### [Brief]
Say how many lines contain the string "会动的房子". Give no other output.

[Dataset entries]
►

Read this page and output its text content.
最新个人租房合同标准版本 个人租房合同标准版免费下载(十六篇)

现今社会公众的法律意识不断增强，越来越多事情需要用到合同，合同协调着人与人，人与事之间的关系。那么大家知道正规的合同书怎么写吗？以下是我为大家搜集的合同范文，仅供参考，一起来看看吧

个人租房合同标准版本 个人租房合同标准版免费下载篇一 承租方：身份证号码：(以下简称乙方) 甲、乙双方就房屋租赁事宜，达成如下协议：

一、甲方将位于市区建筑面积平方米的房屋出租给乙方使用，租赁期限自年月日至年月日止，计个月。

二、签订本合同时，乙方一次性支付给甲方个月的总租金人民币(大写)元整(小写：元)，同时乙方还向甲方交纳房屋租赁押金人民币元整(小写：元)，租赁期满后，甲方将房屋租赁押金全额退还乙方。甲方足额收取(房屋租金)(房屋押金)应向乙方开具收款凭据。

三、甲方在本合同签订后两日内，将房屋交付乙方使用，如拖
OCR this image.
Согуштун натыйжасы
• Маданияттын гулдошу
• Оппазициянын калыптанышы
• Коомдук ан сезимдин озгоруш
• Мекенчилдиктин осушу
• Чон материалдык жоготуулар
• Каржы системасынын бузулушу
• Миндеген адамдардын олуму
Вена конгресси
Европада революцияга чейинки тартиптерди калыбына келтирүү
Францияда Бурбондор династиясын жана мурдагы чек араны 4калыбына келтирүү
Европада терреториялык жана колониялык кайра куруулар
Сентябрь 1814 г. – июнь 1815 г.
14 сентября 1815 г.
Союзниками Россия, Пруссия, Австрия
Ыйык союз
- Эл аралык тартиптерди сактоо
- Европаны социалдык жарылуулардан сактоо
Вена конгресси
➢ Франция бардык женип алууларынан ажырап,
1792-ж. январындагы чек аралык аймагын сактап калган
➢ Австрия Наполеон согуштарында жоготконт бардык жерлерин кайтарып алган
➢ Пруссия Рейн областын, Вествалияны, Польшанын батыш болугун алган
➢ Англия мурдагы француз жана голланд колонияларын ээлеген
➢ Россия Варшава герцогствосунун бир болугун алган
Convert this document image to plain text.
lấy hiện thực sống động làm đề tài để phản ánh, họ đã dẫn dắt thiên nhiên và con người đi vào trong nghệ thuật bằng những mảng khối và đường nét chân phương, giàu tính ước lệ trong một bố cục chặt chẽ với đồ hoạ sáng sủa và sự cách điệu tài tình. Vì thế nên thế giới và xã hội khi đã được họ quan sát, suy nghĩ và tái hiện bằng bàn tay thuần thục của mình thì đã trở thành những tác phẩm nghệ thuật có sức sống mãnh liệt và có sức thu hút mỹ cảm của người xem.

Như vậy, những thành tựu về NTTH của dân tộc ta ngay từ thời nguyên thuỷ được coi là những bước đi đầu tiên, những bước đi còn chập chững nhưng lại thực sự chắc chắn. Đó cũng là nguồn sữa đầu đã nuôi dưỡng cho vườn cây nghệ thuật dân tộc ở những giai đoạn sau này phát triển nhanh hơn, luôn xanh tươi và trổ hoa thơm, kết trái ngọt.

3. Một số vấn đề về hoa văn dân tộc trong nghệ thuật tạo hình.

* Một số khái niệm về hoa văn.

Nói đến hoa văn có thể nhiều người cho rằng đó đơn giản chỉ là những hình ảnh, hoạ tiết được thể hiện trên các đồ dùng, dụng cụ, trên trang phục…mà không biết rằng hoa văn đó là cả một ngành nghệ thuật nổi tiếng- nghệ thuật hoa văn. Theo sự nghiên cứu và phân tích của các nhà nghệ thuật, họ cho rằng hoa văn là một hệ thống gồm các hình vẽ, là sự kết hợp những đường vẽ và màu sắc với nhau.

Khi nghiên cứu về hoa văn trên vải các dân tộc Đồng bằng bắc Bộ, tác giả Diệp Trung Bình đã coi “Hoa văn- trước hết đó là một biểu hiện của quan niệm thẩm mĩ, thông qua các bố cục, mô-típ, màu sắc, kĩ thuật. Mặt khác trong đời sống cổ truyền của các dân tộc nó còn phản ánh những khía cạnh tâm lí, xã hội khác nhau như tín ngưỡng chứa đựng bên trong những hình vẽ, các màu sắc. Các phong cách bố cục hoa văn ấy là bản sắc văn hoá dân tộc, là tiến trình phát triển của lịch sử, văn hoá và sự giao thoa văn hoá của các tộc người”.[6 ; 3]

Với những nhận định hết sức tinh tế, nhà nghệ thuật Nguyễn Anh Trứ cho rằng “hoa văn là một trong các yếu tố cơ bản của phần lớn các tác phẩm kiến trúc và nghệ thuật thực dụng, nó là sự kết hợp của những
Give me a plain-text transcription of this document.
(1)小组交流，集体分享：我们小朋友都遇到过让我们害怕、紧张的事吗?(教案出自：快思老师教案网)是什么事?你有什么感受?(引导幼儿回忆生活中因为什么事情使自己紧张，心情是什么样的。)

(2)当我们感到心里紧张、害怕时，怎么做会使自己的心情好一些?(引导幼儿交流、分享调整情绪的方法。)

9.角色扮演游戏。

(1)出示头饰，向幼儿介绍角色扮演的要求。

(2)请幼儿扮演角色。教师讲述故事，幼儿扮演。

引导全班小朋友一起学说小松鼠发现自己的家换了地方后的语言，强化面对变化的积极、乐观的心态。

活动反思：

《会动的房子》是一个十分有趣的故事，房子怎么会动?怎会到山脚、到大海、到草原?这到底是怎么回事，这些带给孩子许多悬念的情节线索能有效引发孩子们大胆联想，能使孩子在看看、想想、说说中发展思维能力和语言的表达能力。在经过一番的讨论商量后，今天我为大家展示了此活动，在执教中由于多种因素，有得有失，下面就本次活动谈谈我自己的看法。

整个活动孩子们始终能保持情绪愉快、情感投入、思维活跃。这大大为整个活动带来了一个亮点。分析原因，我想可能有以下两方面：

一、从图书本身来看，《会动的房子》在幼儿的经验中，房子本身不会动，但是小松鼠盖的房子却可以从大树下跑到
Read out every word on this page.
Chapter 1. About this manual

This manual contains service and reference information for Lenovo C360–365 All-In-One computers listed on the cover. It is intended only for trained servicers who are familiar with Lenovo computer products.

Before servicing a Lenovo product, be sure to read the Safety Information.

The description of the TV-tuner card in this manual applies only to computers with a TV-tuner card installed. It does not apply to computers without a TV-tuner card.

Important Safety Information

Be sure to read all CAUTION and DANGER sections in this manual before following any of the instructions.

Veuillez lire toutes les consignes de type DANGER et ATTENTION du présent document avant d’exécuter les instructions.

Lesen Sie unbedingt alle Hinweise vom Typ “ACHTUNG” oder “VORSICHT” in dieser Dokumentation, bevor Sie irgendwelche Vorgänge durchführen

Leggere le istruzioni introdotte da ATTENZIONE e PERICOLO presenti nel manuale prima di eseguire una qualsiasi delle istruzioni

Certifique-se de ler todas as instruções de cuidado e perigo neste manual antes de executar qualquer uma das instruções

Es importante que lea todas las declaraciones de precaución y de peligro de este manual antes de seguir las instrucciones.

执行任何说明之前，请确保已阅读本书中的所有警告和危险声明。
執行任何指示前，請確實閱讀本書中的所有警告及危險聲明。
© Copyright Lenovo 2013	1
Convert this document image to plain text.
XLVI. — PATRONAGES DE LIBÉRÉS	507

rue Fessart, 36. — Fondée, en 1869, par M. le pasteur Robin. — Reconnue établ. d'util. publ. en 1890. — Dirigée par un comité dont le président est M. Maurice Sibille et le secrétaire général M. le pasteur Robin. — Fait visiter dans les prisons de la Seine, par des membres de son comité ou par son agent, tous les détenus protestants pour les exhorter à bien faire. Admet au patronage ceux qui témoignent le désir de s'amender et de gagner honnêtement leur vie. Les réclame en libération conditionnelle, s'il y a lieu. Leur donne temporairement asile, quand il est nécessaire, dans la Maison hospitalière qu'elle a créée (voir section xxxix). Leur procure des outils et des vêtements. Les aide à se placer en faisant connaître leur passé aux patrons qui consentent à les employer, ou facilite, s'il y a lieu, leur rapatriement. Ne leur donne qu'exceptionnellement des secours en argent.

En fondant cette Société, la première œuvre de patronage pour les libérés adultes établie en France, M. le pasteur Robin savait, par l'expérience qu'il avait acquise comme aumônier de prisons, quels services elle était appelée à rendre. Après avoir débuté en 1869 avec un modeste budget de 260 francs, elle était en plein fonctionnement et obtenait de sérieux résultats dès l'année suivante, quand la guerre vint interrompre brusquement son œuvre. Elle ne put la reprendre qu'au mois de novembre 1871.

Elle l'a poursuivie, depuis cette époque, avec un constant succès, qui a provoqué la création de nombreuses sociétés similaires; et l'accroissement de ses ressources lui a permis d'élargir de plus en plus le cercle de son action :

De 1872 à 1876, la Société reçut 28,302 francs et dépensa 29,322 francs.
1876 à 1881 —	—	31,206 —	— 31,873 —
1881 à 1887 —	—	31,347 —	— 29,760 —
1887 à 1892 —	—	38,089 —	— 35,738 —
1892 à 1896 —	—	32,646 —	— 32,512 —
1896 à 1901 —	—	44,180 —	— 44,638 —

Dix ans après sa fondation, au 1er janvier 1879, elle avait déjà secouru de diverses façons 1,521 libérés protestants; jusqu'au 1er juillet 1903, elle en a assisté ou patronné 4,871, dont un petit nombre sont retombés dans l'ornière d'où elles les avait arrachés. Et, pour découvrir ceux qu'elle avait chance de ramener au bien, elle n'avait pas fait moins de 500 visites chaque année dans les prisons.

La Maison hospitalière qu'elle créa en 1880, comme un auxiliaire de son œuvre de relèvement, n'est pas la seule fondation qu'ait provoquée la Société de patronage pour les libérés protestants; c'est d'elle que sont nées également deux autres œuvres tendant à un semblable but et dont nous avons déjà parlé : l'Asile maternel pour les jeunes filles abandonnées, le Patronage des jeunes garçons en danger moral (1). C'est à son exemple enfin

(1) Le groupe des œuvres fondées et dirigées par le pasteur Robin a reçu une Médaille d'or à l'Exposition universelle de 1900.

◄

### [Solution]
2